**GOAL OF THE EXERCISE:** Every entry must be repeated exactly. Exclude all pictures.

**DATA EXCERPTS:**
□ □ □ □ □

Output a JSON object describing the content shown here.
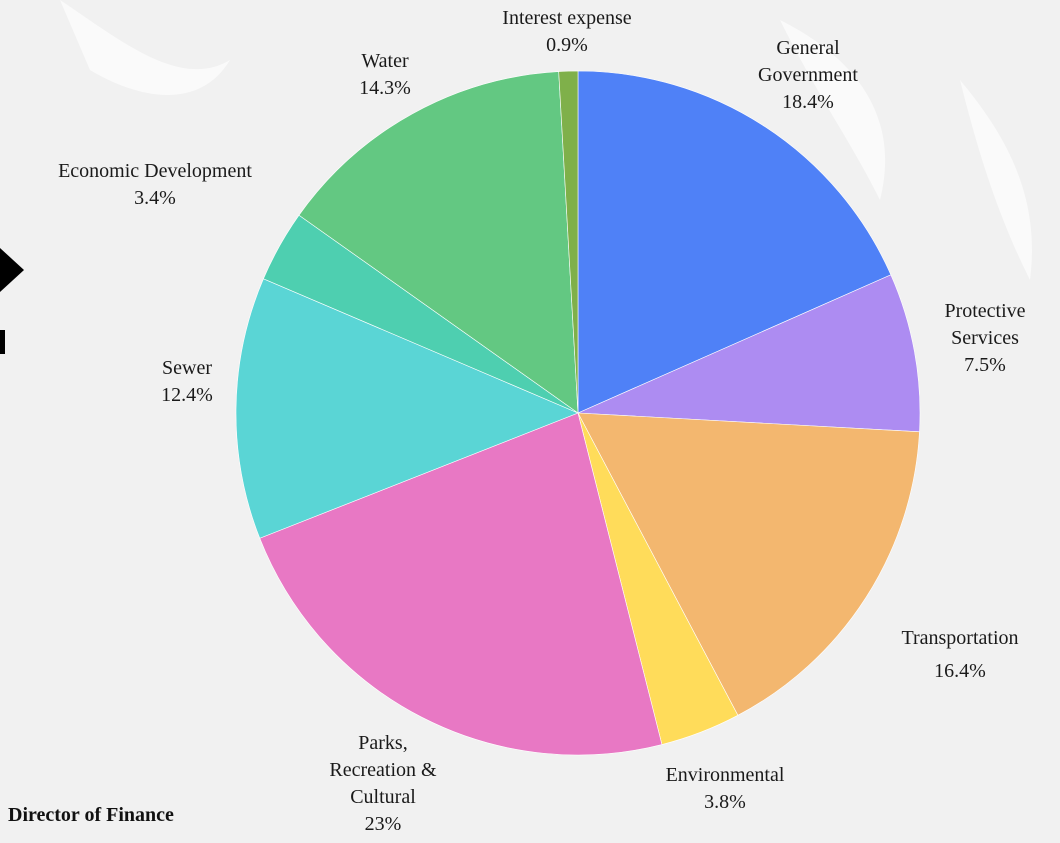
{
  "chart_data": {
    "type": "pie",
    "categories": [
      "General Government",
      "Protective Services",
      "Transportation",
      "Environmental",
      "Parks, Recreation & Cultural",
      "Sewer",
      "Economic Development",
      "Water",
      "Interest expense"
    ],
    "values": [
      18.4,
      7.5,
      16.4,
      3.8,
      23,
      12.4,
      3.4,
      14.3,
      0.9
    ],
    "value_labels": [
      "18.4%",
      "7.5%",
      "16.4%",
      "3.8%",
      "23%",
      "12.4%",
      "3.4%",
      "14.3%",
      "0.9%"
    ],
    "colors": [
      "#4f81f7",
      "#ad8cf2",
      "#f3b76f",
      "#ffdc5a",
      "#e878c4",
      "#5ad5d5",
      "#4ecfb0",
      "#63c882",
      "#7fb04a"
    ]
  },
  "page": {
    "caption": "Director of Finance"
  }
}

□ □ □ □ □

**EXPECTED ANSWER:**
Output a JSON object describing the content shown here.
{
  "chart_data": {
    "type": "pie",
    "categories": [
      "General Government",
      "Protective Services",
      "Transportation",
      "Environmental",
      "Parks, Recreation & Cultural",
      "Sewer",
      "Economic Development",
      "Water",
      "Interest expense"
    ],
    "values": [
      18.4,
      7.5,
      16.4,
      3.8,
      23,
      12.4,
      3.4,
      14.3,
      0.9
    ],
    "value_labels": [
      "18.4%",
      "7.5%",
      "16.4%",
      "3.8%",
      "23%",
      "12.4%",
      "3.4%",
      "14.3%",
      "0.9%"
    ],
    "colors": [
      "#4f81f7",
      "#ad8cf2",
      "#f3b76f",
      "#ffdc5a",
      "#e878c4",
      "#5ad5d5",
      "#4ecfb0",
      "#63c882",
      "#7fb04a"
    ]
  },
  "page": {
    "caption": "Director of Finance"
  }
}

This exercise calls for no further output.